#### Figure content listings:

-- Start --

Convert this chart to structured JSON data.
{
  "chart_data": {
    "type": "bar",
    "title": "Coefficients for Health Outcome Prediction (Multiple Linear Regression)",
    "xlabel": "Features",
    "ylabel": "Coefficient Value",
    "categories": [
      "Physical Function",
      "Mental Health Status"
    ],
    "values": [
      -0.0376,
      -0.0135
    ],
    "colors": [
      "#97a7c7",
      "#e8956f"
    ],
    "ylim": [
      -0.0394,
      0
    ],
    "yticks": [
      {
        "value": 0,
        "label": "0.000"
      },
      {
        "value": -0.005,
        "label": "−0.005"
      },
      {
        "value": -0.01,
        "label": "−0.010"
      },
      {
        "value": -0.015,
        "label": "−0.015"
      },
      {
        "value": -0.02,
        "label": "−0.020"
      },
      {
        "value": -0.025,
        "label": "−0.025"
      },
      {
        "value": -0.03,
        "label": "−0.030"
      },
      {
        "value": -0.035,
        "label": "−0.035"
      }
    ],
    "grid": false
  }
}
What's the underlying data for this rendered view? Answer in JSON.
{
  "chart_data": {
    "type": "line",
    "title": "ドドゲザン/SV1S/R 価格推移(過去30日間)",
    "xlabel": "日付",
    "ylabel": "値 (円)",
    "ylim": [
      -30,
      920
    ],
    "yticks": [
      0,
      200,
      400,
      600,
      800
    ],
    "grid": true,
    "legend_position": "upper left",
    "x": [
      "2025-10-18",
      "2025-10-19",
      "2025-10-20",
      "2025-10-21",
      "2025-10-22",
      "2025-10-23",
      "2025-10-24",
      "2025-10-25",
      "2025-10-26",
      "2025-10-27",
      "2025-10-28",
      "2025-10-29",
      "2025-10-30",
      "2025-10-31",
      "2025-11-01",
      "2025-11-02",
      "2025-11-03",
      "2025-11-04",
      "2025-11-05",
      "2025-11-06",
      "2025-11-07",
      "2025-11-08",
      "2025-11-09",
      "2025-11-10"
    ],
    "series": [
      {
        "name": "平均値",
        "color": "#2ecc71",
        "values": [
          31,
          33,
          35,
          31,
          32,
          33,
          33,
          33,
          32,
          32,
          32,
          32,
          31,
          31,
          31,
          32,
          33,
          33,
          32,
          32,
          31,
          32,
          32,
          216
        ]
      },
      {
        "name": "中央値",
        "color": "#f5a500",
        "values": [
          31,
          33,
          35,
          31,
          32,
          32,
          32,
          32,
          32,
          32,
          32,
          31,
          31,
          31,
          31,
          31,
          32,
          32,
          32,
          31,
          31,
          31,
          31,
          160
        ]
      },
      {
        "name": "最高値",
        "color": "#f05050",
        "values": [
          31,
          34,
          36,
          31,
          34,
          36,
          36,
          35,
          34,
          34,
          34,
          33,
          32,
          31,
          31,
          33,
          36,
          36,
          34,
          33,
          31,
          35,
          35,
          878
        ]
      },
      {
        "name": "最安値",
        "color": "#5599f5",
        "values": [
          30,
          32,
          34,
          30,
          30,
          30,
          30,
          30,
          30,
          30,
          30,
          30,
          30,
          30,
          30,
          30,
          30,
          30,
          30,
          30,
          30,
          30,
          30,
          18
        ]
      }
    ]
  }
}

-- End --

#### Task brief:
Please set down all the data word for word.

#### Correct result:
Convert this chart to structured JSON data.
{
  "chart_data": {
    "type": "bar",
    "title": "Coefficients for Health Outcome Prediction (Multiple Linear Regression)",
    "xlabel": "Features",
    "ylabel": "Coefficient Value",
    "categories": [
      "Physical Function",
      "Mental Health Status"
    ],
    "values": [
      -0.0376,
      -0.0135
    ],
    "colors": [
      "#97a7c7",
      "#e8956f"
    ],
    "ylim": [
      -0.0394,
      0
    ],
    "yticks": [
      {
        "value": 0,
        "label": "0.000"
      },
      {
        "value": -0.005,
        "label": "−0.005"
      },
      {
        "value": -0.01,
        "label": "−0.010"
      },
      {
        "value": -0.015,
        "label": "−0.015"
      },
      {
        "value": -0.02,
        "label": "−0.020"
      },
      {
        "value": -0.025,
        "label": "−0.025"
      },
      {
        "value": -0.03,
        "label": "−0.030"
      },
      {
        "value": -0.035,
        "label": "−0.035"
      }
    ],
    "grid": false
  }
}
What's the underlying data for this rendered view? Answer in JSON.
{
  "chart_data": {
    "type": "line",
    "title": "ドドゲザン/SV1S/R 価格推移(過去30日間)",
    "xlabel": "日付",
    "ylabel": "値 (円)",
    "ylim": [
      -30,
      920
    ],
    "yticks": [
      0,
      200,
      400,
      600,
      800
    ],
    "grid": true,
    "legend_position": "upper left",
    "x": [
      "2025-10-18",
      "2025-10-19",
      "2025-10-20",
      "2025-10-21",
      "2025-10-22",
      "2025-10-23",
      "2025-10-24",
      "2025-10-25",
      "2025-10-26",
      "2025-10-27",
      "2025-10-28",
      "2025-10-29",
      "2025-10-30",
      "2025-10-31",
      "2025-11-01",
      "2025-11-02",
      "2025-11-03",
      "2025-11-04",
      "2025-11-05",
      "2025-11-06",
      "2025-11-07",
      "2025-11-08",
      "2025-11-09",
      "2025-11-10"
    ],
    "series": [
      {
        "name": "平均値",
        "color": "#2ecc71",
        "values": [
          31,
          33,
          35,
          31,
          32,
          33,
          33,
          33,
          32,
          32,
          32,
          32,
          31,
          31,
          31,
          32,
          33,
          33,
          32,
          32,
          31,
          32,
          32,
          216
        ]
      },
      {
        "name": "中央値",
        "color": "#f5a500",
        "values": [
          31,
          33,
          35,
          31,
          32,
          32,
          32,
          32,
          32,
          32,
          32,
          31,
          31,
          31,
          31,
          31,
          32,
          32,
          32,
          31,
          31,
          31,
          31,
          160
        ]
      },
      {
        "name": "最高値",
        "color": "#f05050",
        "values": [
          31,
          34,
          36,
          31,
          34,
          36,
          36,
          35,
          34,
          34,
          34,
          33,
          32,
          31,
          31,
          33,
          36,
          36,
          34,
          33,
          31,
          35,
          35,
          878
        ]
      },
      {
        "name": "最安値",
        "color": "#5599f5",
        "values": [
          30,
          32,
          34,
          30,
          30,
          30,
          30,
          30,
          30,
          30,
          30,
          30,
          30,
          30,
          30,
          30,
          30,
          30,
          30,
          30,
          30,
          30,
          30,
          18
        ]
      }
    ]
  }
}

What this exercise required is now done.